Arrange the lines as a numbered list, from the start of the records through the line containing "q6-opt-b: B. 图甲中,光照强度为", both ends included. Leave out any blank lines.

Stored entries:
■ ■ ■
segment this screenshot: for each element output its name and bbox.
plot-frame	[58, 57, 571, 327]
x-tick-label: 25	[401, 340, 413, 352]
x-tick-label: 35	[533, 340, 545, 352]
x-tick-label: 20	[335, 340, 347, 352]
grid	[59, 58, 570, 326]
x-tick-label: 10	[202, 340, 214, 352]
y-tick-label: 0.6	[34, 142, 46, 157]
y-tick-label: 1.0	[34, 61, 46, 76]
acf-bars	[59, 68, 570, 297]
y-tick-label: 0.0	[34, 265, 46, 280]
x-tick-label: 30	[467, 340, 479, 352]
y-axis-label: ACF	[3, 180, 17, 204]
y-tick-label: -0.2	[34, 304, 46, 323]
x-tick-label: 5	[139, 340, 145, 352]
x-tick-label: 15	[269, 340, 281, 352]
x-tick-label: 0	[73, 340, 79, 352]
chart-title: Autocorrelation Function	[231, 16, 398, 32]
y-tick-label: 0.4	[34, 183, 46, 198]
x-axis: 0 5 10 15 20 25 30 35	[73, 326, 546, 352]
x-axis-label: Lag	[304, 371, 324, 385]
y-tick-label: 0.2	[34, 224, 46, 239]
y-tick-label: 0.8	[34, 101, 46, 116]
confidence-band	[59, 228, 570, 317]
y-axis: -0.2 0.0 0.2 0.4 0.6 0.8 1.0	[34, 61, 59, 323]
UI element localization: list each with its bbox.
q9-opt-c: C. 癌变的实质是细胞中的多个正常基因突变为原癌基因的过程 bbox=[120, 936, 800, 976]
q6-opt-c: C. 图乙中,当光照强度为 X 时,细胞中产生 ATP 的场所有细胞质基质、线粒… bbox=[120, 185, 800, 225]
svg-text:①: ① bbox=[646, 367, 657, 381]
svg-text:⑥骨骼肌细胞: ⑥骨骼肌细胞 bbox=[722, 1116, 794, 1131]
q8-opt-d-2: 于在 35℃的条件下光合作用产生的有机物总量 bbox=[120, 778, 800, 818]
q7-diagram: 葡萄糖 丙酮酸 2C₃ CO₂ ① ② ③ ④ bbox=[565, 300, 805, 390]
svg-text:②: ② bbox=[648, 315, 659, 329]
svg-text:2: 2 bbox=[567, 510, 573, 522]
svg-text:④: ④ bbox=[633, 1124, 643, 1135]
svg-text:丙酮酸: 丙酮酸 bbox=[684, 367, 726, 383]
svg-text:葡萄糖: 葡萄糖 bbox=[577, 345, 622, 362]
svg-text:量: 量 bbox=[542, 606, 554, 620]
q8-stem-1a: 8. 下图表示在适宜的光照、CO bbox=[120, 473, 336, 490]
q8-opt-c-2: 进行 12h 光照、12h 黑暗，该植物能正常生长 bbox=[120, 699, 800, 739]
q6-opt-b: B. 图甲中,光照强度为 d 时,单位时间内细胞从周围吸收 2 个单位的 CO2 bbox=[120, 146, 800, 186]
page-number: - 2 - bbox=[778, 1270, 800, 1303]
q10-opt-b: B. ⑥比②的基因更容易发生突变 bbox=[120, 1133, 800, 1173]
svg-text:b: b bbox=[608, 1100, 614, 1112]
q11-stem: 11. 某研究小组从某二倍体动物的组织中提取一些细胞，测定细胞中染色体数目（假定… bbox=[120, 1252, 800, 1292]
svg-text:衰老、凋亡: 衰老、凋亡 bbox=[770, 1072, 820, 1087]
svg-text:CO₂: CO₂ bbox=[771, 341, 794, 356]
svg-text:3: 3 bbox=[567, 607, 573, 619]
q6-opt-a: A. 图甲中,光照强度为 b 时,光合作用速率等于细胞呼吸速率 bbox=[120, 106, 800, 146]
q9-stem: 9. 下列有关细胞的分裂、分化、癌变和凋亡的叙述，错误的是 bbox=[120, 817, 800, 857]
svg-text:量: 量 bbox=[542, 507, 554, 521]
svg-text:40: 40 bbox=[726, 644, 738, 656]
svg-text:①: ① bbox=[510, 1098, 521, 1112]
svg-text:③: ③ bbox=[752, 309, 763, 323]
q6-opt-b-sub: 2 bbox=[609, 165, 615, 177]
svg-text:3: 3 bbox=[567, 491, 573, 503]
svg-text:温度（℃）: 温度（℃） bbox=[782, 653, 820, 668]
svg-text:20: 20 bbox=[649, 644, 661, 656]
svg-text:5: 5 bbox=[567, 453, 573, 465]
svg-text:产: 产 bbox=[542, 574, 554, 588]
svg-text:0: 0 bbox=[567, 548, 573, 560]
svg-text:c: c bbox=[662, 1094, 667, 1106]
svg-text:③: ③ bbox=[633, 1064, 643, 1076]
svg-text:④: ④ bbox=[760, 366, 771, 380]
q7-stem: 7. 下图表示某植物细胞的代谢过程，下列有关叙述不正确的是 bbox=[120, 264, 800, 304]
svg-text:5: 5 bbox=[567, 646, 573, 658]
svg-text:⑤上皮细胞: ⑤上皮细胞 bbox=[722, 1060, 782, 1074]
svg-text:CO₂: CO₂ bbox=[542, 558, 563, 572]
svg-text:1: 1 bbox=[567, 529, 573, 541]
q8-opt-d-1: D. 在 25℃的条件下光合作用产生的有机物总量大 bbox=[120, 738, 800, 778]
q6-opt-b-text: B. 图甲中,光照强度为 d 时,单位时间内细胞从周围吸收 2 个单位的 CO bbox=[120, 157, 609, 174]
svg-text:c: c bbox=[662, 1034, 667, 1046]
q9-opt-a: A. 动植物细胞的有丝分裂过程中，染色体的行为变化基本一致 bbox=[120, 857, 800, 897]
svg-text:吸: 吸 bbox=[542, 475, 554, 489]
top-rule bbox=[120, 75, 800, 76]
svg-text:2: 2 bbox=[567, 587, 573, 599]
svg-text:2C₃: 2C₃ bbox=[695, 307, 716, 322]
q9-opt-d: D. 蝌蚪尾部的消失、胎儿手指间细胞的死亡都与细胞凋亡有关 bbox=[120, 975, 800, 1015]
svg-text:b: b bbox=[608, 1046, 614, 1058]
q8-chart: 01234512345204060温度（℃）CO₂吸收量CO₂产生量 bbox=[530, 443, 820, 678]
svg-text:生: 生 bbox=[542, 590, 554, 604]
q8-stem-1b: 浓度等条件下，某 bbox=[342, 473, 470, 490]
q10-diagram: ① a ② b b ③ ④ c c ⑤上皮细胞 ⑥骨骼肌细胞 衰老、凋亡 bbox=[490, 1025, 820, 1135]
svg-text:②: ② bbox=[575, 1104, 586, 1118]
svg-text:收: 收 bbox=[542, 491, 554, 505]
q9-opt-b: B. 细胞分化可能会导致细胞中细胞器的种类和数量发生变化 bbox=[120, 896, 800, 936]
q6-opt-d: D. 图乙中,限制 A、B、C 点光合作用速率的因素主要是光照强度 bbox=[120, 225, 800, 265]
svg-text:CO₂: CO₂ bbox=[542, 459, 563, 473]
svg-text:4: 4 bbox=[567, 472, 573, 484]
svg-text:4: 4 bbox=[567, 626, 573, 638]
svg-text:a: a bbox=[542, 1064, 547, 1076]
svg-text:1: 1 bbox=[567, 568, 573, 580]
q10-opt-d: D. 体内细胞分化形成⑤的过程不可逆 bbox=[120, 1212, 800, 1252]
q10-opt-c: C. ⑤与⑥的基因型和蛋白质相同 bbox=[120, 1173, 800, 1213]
■ ■ ■
= FINAL RESULT =
1. segment this screenshot: for each element output its name and bbox.
2. plot-frame	[58, 57, 571, 327]
3. x-tick-label: 25	[401, 340, 413, 352]
4. x-tick-label: 35	[533, 340, 545, 352]
5. x-tick-label: 20	[335, 340, 347, 352]
6. grid	[59, 58, 570, 326]
7. x-tick-label: 10	[202, 340, 214, 352]
8. y-tick-label: 0.6	[34, 142, 46, 157]
9. y-tick-label: 1.0	[34, 61, 46, 76]
10. acf-bars	[59, 68, 570, 297]
11. y-tick-label: 0.0	[34, 265, 46, 280]
12. x-tick-label: 30	[467, 340, 479, 352]
13. y-axis-label: ACF	[3, 180, 17, 204]
14. y-tick-label: -0.2	[34, 304, 46, 323]
15. x-tick-label: 5	[139, 340, 145, 352]
16. x-tick-label: 15	[269, 340, 281, 352]
17. x-tick-label: 0	[73, 340, 79, 352]
18. chart-title: Autocorrelation Function	[231, 16, 398, 32]
19. y-tick-label: 0.4	[34, 183, 46, 198]
20. x-axis: 0 5 10 15 20 25 30 35	[73, 326, 546, 352]
21. x-axis-label: Lag	[304, 371, 324, 385]
22. y-tick-label: 0.2	[34, 224, 46, 239]
23. y-tick-label: 0.8	[34, 101, 46, 116]
24. confidence-band	[59, 228, 570, 317]
25. y-axis: -0.2 0.0 0.2 0.4 0.6 0.8 1.0	[34, 61, 59, 323]
26. UI element localization: list each with its bbox.
27. q9-opt-c: C. 癌变的实质是细胞中的多个正常基因突变为原癌基因的过程 bbox=[120, 936, 800, 976]
28. q6-opt-c: C. 图乙中,当光照强度为 X 时,细胞中产生 ATP 的场所有细胞质基质、线粒… bbox=[120, 185, 800, 225]
29. svg-text:①: ① bbox=[646, 367, 657, 381]
30. svg-text:⑥骨骼肌细胞: ⑥骨骼肌细胞 bbox=[722, 1116, 794, 1131]
31. q8-opt-d-2: 于在 35℃的条件下光合作用产生的有机物总量 bbox=[120, 778, 800, 818]
32. q7-diagram: 葡萄糖 丙酮酸 2C₃ CO₂ ① ② ③ ④ bbox=[565, 300, 805, 390]
33. svg-text:②: ② bbox=[648, 315, 659, 329]
34. svg-text:2: 2 bbox=[567, 510, 573, 522]
35. svg-text:④: ④ bbox=[633, 1124, 643, 1135]
36. svg-text:丙酮酸: 丙酮酸 bbox=[684, 367, 726, 383]
37. svg-text:葡萄糖: 葡萄糖 bbox=[577, 345, 622, 362]
38. svg-text:量: 量 bbox=[542, 606, 554, 620]
39. q8-stem-1a: 8. 下图表示在适宜的光照、CO bbox=[120, 473, 336, 490]
40. q8-opt-c-2: 进行 12h 光照、12h 黑暗，该植物能正常生长 bbox=[120, 699, 800, 739]
41. q6-opt-b: B. 图甲中,光照强度为 d 时,单位时间内细胞从周围吸收 2 个单位的 CO2 bbox=[120, 146, 800, 186]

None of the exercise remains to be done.